Lines that include the word "solenoid" are the ones to copy.

--- start ---

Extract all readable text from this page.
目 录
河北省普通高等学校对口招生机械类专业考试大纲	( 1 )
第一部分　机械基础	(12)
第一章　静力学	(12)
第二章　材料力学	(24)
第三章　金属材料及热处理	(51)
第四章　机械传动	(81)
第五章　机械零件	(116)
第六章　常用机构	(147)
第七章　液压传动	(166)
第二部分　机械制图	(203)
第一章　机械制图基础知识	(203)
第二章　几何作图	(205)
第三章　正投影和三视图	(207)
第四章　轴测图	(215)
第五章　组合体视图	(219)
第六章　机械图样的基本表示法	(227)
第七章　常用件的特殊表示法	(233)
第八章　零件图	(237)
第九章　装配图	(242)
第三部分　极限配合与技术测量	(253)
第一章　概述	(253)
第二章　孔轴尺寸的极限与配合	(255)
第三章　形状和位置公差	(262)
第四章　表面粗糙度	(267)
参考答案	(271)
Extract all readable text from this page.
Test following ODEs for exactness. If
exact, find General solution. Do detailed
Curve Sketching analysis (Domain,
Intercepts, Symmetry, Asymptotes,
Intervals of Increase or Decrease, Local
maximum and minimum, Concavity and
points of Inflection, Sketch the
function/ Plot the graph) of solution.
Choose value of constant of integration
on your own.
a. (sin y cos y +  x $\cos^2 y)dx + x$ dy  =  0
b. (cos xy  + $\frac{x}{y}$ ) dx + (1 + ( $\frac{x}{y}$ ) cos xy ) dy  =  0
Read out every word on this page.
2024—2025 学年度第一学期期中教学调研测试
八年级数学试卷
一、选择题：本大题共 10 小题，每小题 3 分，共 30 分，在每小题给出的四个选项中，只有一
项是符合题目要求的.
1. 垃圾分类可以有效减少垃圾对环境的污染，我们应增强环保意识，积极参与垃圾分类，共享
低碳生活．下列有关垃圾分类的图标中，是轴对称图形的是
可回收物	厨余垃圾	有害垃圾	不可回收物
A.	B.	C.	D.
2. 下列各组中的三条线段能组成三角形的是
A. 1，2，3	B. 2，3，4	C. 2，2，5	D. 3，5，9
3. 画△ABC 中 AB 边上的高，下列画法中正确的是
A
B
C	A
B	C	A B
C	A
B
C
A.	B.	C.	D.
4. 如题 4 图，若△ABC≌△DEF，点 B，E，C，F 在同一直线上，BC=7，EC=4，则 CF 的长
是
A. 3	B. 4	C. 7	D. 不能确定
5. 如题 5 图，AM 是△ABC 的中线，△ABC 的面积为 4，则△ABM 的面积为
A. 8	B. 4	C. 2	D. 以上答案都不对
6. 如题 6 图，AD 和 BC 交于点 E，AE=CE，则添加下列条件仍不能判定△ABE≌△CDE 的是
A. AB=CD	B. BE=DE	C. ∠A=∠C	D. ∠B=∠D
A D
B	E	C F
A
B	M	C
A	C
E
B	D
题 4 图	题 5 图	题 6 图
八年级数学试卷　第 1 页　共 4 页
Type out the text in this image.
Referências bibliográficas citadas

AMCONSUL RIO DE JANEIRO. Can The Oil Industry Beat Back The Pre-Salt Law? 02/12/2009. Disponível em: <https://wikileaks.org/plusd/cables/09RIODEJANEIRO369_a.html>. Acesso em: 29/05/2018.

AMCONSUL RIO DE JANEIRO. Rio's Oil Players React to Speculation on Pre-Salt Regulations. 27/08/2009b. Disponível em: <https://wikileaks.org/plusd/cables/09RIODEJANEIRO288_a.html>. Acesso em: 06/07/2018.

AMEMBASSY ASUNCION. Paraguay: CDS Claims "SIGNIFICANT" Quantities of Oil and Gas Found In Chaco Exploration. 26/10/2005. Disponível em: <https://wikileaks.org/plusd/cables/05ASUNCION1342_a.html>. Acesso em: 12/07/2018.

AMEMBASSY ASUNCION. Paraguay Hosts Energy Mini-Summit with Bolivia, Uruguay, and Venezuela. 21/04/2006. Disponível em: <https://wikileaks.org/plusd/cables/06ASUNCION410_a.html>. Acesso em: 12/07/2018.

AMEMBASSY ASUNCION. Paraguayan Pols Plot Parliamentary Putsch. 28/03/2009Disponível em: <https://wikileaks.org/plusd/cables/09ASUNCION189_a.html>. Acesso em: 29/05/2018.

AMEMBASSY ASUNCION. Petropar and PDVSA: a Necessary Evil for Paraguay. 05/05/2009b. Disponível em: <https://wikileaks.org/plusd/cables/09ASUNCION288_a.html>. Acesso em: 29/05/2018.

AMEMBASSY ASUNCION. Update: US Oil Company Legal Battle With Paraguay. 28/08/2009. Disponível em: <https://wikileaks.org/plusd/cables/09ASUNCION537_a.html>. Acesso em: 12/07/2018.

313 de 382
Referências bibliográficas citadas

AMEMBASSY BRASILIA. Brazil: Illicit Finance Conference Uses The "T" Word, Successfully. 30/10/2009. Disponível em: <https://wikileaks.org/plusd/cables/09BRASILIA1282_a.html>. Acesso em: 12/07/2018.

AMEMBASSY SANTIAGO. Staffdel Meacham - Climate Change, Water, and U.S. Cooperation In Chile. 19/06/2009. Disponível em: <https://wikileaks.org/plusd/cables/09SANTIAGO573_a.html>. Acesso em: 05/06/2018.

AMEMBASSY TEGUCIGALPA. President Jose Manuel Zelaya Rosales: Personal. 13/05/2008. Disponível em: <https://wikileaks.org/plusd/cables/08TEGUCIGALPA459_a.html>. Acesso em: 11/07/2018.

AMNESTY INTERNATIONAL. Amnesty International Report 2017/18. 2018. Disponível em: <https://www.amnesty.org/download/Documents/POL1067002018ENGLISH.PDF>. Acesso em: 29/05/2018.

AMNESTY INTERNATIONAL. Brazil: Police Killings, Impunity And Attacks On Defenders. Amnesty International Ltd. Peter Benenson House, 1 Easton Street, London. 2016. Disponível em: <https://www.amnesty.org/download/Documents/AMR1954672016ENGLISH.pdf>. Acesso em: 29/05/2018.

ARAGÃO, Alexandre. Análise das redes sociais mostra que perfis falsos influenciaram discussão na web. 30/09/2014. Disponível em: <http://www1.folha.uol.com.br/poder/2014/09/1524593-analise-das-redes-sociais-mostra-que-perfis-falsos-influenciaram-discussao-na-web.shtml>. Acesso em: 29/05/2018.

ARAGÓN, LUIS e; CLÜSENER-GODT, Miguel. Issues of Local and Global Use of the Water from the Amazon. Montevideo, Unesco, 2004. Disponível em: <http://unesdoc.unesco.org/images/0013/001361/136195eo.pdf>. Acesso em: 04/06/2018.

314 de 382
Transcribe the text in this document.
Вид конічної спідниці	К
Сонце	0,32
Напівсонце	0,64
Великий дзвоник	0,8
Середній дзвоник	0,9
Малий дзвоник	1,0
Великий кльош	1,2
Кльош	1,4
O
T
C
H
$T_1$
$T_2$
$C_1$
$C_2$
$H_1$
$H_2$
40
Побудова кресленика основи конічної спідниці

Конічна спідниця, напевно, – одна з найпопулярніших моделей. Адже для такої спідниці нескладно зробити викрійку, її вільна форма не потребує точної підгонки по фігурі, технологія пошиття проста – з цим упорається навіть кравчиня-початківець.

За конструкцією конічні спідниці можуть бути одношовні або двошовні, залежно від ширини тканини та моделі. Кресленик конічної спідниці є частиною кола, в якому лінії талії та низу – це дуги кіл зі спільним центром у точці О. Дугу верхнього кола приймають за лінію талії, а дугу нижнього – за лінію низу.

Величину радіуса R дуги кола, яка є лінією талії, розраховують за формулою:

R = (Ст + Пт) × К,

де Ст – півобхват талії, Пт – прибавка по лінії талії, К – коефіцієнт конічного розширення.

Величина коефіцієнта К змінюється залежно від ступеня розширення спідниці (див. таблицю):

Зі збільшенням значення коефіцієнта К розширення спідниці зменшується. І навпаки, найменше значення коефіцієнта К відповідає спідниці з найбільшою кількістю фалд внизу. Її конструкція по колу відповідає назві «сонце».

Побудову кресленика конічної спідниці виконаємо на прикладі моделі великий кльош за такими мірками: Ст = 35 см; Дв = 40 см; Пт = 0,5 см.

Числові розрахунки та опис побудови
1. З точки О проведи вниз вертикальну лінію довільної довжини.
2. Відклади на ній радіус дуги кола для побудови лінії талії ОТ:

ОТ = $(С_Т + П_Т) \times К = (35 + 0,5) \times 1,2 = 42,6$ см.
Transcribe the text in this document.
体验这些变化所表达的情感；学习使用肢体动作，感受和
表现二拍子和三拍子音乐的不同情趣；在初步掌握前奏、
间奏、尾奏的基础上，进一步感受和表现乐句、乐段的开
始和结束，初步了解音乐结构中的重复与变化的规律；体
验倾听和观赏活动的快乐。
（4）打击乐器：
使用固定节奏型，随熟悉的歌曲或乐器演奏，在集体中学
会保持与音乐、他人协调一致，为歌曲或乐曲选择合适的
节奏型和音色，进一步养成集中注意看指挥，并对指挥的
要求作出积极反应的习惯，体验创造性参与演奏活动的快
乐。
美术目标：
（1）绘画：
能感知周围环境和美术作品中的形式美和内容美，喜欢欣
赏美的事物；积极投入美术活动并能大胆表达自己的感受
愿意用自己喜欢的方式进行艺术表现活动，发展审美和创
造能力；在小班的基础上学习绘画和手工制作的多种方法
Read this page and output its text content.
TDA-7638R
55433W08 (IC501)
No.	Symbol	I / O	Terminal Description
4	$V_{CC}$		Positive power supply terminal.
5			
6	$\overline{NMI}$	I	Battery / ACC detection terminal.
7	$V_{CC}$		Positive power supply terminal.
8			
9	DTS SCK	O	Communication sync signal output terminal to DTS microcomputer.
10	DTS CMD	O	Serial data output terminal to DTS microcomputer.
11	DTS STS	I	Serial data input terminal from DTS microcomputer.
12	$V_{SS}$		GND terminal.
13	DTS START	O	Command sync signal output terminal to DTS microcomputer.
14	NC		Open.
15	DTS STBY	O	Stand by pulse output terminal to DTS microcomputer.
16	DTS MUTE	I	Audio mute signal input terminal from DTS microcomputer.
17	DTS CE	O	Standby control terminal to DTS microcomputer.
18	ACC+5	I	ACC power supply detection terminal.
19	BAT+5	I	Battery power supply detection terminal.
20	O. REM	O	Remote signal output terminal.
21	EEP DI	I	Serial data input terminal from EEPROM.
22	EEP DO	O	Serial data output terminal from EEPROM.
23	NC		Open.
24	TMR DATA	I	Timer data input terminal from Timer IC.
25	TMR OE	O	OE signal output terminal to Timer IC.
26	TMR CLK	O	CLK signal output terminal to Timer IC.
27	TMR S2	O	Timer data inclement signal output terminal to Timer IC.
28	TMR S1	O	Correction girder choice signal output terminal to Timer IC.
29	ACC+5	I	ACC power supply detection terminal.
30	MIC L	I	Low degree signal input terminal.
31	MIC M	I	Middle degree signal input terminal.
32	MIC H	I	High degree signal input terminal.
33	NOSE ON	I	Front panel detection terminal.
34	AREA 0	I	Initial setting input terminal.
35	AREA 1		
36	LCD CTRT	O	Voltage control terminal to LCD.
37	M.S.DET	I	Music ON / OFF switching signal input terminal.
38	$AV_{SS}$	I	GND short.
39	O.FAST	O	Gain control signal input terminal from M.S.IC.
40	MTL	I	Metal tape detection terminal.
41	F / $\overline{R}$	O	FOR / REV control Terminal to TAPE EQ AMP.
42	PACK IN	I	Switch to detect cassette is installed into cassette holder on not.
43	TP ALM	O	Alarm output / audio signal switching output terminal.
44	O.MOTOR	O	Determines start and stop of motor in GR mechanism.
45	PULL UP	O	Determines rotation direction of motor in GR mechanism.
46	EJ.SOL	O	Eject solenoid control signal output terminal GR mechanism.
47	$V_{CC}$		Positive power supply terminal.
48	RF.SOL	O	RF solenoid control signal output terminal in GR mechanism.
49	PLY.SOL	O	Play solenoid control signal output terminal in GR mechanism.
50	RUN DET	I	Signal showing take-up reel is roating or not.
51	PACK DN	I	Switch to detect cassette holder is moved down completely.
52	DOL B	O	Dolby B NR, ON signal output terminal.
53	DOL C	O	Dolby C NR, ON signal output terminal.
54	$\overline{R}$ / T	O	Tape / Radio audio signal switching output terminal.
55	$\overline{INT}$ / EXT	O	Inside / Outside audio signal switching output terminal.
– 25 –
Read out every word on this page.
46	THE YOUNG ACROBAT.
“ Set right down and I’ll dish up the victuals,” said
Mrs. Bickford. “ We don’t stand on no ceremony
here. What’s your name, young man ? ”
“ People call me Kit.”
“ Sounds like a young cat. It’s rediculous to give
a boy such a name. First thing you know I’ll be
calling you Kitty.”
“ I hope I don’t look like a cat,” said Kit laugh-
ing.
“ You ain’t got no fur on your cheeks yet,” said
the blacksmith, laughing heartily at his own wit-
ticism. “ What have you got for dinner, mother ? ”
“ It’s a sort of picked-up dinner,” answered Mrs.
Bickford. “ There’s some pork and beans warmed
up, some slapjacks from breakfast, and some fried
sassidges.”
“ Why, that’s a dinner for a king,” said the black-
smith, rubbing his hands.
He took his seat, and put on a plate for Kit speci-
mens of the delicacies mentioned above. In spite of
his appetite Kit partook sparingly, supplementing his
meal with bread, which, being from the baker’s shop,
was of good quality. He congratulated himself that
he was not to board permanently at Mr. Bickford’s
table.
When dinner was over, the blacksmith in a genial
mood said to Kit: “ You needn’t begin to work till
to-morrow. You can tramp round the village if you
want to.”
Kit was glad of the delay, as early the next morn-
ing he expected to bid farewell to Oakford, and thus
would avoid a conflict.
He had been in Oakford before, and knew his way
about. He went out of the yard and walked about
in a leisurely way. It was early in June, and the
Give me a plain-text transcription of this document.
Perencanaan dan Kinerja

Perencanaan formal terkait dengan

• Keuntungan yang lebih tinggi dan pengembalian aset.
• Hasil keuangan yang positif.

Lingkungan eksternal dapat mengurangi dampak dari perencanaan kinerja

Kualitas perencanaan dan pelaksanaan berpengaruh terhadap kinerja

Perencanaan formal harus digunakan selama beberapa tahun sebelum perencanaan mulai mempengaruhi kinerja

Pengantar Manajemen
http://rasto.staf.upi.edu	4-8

--- end ---

### [The response]
46	EJ.SOL	O	Eject solenoid control signal output terminal GR mechanism.
48	RF.SOL	O	RF solenoid control signal output terminal in GR mechanism.
49	PLY.SOL	O	Play solenoid control signal output terminal in GR mechanism.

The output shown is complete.